YOUR INSTRUCTIONS:
Take every line from the listing below that contains "this".

EXTRACTED DATA:
········
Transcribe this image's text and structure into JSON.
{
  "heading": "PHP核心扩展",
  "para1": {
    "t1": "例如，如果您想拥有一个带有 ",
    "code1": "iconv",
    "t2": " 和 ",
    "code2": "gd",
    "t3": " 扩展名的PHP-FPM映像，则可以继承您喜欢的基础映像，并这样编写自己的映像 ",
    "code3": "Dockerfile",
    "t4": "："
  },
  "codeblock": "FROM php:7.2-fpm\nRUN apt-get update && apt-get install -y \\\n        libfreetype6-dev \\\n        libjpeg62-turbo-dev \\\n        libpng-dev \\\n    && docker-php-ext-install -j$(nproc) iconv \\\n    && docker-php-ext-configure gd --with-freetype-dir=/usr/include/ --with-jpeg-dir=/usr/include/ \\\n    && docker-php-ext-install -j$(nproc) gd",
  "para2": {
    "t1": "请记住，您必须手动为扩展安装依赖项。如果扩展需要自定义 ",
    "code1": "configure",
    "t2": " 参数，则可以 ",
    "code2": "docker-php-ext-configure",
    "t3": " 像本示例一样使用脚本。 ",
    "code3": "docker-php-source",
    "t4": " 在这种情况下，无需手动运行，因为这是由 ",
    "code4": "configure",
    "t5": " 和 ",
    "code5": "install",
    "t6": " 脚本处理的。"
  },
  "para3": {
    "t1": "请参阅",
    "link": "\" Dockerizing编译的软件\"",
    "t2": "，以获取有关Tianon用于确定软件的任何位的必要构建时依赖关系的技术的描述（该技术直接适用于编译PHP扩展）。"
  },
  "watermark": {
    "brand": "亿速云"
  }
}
········
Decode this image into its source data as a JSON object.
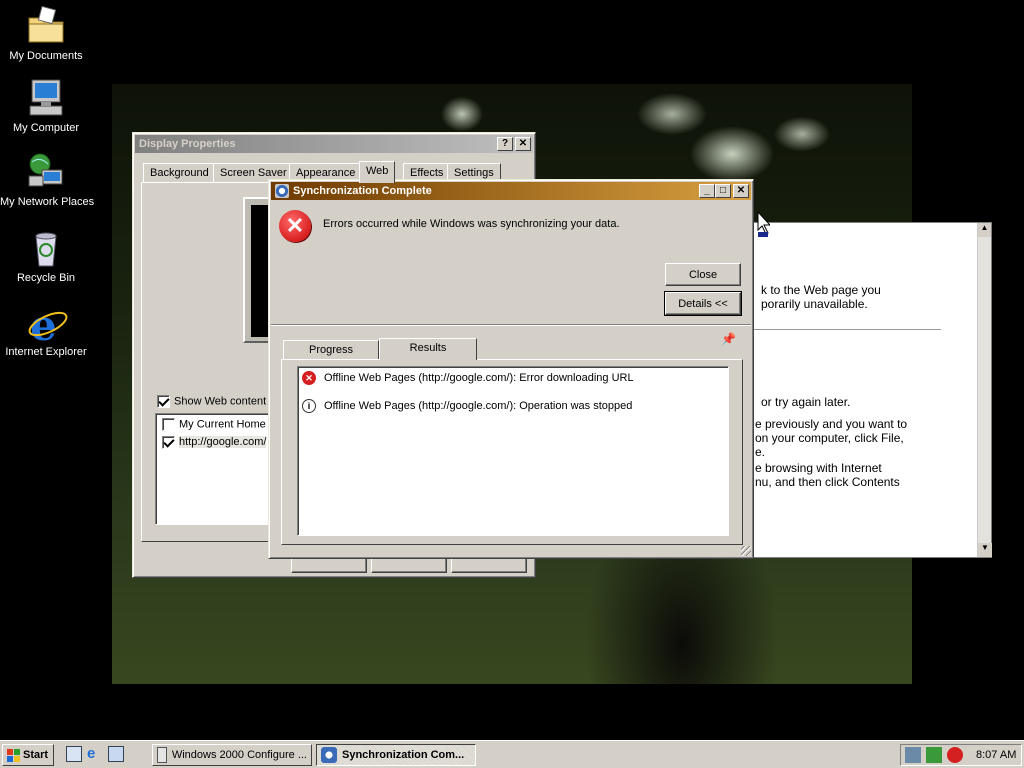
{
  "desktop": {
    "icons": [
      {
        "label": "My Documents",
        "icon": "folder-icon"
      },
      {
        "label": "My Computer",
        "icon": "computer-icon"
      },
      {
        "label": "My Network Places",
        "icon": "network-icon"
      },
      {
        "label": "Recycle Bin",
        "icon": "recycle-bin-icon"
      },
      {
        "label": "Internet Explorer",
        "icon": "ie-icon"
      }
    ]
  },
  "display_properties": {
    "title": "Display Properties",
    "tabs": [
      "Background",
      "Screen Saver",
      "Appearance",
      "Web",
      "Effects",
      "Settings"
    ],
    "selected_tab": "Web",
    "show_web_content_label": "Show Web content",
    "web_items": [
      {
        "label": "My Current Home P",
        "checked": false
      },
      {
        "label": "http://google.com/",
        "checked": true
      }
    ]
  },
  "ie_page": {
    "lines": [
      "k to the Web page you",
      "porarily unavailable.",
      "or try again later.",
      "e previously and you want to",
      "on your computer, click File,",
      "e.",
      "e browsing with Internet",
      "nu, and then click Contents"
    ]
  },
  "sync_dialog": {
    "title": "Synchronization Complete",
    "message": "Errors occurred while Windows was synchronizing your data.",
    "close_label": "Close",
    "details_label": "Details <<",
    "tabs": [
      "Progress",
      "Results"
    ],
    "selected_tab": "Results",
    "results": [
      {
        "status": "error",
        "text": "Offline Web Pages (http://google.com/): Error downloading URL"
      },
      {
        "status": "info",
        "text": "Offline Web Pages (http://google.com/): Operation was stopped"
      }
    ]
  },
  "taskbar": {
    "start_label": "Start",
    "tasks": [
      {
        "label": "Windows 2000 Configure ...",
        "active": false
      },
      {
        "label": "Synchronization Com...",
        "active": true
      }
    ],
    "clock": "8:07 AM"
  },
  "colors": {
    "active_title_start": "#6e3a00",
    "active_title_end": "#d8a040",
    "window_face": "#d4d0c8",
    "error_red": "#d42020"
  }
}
········
CORRECT ANSWER:
Transcribe this image's text and structure into JSON.
Decode this image into its source data as a JSON object.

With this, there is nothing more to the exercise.